*Task details*
State the number of lines where "gain" appears. Add nothing else.
+-------+
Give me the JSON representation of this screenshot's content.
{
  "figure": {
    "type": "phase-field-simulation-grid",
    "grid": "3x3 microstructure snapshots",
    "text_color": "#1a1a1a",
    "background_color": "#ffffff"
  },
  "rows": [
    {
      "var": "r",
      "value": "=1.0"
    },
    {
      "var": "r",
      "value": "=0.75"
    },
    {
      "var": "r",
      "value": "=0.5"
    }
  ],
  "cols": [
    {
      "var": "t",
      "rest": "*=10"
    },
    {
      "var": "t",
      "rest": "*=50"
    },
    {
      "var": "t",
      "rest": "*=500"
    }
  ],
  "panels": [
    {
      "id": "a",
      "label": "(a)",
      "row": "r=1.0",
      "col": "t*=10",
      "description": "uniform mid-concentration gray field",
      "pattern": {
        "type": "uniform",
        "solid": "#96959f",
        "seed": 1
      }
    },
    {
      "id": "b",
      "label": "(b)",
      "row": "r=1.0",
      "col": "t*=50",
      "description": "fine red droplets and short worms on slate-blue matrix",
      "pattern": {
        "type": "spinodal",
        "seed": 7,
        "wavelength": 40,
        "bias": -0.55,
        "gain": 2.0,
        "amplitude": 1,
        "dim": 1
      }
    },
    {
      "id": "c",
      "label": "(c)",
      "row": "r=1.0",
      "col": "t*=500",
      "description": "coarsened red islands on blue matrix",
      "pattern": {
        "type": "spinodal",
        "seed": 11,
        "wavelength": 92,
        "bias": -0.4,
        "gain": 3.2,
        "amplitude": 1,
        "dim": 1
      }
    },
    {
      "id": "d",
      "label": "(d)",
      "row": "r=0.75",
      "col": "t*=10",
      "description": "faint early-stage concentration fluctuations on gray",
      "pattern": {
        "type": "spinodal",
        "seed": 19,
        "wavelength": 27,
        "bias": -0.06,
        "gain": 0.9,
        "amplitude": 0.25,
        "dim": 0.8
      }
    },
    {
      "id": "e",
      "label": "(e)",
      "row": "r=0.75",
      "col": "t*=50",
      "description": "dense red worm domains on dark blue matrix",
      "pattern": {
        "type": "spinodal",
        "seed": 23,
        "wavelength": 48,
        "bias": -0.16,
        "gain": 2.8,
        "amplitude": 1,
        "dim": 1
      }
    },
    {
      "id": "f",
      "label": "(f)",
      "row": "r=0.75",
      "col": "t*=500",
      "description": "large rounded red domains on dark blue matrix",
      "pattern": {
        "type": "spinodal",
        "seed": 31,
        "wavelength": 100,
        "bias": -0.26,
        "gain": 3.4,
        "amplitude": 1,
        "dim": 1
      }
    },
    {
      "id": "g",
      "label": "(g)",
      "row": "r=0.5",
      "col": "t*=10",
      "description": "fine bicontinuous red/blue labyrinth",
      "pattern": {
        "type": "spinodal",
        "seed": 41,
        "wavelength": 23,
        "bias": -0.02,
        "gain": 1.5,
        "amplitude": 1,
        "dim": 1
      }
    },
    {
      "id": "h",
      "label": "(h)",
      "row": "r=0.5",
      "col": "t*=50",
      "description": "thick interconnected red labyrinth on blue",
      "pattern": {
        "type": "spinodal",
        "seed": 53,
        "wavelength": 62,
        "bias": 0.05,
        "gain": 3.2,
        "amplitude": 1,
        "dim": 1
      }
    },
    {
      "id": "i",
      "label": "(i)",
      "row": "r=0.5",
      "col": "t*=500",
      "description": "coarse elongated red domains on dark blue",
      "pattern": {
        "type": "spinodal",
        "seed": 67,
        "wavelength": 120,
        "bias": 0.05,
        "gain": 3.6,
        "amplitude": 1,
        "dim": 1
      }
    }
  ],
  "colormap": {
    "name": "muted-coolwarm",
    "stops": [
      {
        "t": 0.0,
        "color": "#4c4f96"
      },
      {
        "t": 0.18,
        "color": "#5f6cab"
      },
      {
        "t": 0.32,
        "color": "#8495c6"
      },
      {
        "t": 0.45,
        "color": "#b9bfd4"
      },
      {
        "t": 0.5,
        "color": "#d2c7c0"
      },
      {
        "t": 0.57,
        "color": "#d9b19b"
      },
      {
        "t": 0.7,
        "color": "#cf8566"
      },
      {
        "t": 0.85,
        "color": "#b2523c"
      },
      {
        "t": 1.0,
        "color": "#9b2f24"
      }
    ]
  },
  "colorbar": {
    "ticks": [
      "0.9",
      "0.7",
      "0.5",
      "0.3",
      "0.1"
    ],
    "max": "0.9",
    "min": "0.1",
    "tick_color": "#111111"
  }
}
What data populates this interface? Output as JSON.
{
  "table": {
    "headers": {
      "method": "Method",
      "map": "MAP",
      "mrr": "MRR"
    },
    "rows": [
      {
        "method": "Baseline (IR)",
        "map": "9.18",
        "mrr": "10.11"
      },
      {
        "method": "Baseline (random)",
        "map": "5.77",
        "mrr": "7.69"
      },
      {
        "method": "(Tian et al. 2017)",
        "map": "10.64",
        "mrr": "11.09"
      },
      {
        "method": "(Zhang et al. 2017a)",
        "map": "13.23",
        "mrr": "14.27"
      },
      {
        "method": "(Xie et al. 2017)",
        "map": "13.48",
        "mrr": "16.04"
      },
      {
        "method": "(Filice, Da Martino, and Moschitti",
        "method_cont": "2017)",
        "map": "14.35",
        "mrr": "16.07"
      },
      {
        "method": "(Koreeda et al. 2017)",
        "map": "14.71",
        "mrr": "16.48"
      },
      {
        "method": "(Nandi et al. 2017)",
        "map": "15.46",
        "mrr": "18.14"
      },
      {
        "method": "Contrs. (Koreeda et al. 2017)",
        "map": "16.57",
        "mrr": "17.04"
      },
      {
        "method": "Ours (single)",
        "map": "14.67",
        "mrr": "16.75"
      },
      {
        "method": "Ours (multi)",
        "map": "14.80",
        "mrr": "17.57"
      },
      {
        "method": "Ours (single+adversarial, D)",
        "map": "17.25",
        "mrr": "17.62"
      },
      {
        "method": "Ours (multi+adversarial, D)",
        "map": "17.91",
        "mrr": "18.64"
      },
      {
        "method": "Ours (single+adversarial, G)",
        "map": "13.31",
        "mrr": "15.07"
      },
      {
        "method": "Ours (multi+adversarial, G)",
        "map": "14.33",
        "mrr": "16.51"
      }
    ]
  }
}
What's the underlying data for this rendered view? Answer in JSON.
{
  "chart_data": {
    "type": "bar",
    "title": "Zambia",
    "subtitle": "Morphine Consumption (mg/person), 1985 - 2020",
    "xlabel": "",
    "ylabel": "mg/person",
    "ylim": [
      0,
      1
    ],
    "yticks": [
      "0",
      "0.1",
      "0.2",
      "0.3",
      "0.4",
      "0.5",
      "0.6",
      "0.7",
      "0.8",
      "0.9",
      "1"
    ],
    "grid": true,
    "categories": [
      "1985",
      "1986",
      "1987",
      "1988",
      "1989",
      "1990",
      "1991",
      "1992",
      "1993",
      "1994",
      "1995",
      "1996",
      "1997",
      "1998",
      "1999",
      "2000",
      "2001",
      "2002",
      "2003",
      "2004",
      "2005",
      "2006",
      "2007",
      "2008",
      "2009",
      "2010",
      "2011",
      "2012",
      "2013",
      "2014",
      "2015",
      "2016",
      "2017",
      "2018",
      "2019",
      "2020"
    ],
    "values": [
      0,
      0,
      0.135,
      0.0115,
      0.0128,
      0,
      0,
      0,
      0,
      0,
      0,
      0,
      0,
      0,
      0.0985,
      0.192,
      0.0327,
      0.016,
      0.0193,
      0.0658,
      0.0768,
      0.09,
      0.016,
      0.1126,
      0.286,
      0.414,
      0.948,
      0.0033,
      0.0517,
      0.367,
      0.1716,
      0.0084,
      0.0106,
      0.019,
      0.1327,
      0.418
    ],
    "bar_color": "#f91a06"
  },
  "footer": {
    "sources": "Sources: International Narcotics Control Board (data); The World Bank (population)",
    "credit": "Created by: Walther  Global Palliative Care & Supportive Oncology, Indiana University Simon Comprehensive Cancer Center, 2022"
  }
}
+-------+
*Response below*
8